# Aim of the task
Print the whole listing exactly.

── Source data

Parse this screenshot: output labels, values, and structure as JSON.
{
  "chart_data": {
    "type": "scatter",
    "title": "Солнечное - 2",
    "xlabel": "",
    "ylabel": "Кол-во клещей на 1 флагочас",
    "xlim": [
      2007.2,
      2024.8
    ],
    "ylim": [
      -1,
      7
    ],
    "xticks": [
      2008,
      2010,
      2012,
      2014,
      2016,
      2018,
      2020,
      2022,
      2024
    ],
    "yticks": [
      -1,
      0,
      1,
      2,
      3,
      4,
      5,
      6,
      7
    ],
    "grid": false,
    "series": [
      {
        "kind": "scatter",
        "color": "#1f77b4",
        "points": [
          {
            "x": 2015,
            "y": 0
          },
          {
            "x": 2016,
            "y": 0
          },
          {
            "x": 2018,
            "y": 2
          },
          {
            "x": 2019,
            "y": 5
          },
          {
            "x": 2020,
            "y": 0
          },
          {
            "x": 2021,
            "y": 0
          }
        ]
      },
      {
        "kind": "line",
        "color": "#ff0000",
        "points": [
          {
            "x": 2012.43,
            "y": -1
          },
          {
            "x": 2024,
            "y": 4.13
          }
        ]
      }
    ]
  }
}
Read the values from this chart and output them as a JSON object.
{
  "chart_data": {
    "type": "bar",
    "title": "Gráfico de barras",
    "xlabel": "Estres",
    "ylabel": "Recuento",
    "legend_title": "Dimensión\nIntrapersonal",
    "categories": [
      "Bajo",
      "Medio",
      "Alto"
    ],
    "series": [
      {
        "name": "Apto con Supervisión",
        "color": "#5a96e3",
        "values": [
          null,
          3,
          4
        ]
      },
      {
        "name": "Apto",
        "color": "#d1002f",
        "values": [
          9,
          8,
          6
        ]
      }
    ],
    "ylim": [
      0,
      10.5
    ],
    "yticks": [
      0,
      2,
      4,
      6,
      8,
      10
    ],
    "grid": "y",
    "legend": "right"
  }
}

────

# Answer in full
Parse this screenshot: output labels, values, and structure as JSON.
{
  "chart_data": {
    "type": "scatter",
    "title": "Солнечное - 2",
    "xlabel": "",
    "ylabel": "Кол-во клещей на 1 флагочас",
    "xlim": [
      2007.2,
      2024.8
    ],
    "ylim": [
      -1,
      7
    ],
    "xticks": [
      2008,
      2010,
      2012,
      2014,
      2016,
      2018,
      2020,
      2022,
      2024
    ],
    "yticks": [
      -1,
      0,
      1,
      2,
      3,
      4,
      5,
      6,
      7
    ],
    "grid": false,
    "series": [
      {
        "kind": "scatter",
        "color": "#1f77b4",
        "points": [
          {
            "x": 2015,
            "y": 0
          },
          {
            "x": 2016,
            "y": 0
          },
          {
            "x": 2018,
            "y": 2
          },
          {
            "x": 2019,
            "y": 5
          },
          {
            "x": 2020,
            "y": 0
          },
          {
            "x": 2021,
            "y": 0
          }
        ]
      },
      {
        "kind": "line",
        "color": "#ff0000",
        "points": [
          {
            "x": 2012.43,
            "y": -1
          },
          {
            "x": 2024,
            "y": 4.13
          }
        ]
      }
    ]
  }
}
Read the values from this chart and output them as a JSON object.
{
  "chart_data": {
    "type": "bar",
    "title": "Gráfico de barras",
    "xlabel": "Estres",
    "ylabel": "Recuento",
    "legend_title": "Dimensión\nIntrapersonal",
    "categories": [
      "Bajo",
      "Medio",
      "Alto"
    ],
    "series": [
      {
        "name": "Apto con Supervisión",
        "color": "#5a96e3",
        "values": [
          null,
          3,
          4
        ]
      },
      {
        "name": "Apto",
        "color": "#d1002f",
        "values": [
          9,
          8,
          6
        ]
      }
    ],
    "ylim": [
      0,
      10.5
    ],
    "yticks": [
      0,
      2,
      4,
      6,
      8,
      10
    ],
    "grid": "y",
    "legend": "right"
  }
}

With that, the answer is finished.